* [THE PROBLEM] Retype each record below word for word. Leave the pictures out.

:: MATERIAL SUPPLIED

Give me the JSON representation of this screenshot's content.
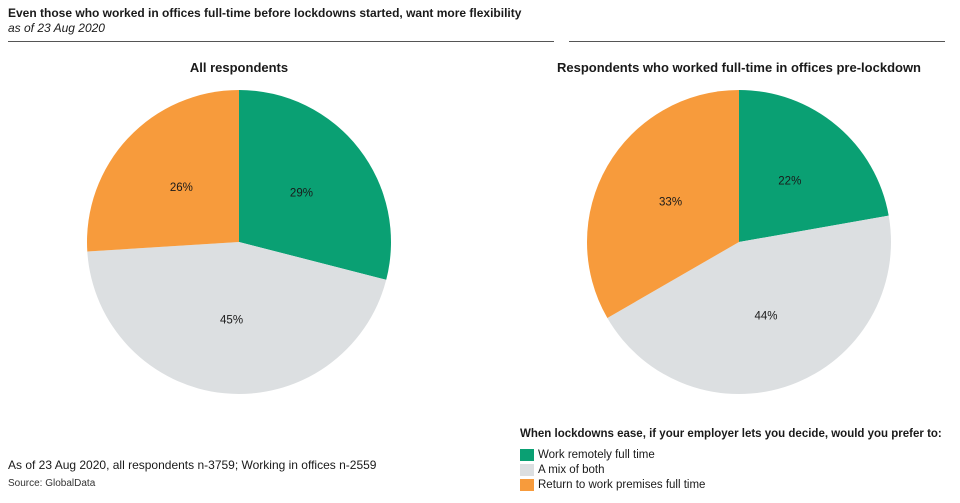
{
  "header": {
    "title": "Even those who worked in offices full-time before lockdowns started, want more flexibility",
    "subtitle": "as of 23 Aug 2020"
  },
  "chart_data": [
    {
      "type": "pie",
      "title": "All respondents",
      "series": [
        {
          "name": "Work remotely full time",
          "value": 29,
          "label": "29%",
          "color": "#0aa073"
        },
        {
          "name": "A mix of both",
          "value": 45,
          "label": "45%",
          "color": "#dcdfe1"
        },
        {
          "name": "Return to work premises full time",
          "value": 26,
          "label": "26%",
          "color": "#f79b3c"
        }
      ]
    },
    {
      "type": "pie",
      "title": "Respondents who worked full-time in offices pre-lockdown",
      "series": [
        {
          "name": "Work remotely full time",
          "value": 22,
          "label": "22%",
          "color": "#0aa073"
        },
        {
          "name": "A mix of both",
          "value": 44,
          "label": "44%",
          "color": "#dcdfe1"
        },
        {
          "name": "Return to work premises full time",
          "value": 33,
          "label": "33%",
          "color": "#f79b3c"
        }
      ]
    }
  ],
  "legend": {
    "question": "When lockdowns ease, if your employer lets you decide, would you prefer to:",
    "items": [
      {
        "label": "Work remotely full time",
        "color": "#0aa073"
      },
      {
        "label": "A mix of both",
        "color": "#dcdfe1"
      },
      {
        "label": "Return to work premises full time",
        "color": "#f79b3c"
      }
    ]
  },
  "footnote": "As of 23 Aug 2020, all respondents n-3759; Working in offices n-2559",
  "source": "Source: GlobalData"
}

::::

* [OUTPUT OF THE EXERCISE]
Give me the JSON representation of this screenshot's content.
{
  "header": {
    "title": "Even those who worked in offices full-time before lockdowns started, want more flexibility",
    "subtitle": "as of 23 Aug 2020"
  },
  "chart_data": [
    {
      "type": "pie",
      "title": "All respondents",
      "series": [
        {
          "name": "Work remotely full time",
          "value": 29,
          "label": "29%",
          "color": "#0aa073"
        },
        {
          "name": "A mix of both",
          "value": 45,
          "label": "45%",
          "color": "#dcdfe1"
        },
        {
          "name": "Return to work premises full time",
          "value": 26,
          "label": "26%",
          "color": "#f79b3c"
        }
      ]
    },
    {
      "type": "pie",
      "title": "Respondents who worked full-time in offices pre-lockdown",
      "series": [
        {
          "name": "Work remotely full time",
          "value": 22,
          "label": "22%",
          "color": "#0aa073"
        },
        {
          "name": "A mix of both",
          "value": 44,
          "label": "44%",
          "color": "#dcdfe1"
        },
        {
          "name": "Return to work premises full time",
          "value": 33,
          "label": "33%",
          "color": "#f79b3c"
        }
      ]
    }
  ],
  "legend": {
    "question": "When lockdowns ease, if your employer lets you decide, would you prefer to:",
    "items": [
      {
        "label": "Work remotely full time",
        "color": "#0aa073"
      },
      {
        "label": "A mix of both",
        "color": "#dcdfe1"
      },
      {
        "label": "Return to work premises full time",
        "color": "#f79b3c"
      }
    ]
  },
  "footnote": "As of 23 Aug 2020, all respondents n-3759; Working in offices n-2559",
  "source": "Source: GlobalData"
}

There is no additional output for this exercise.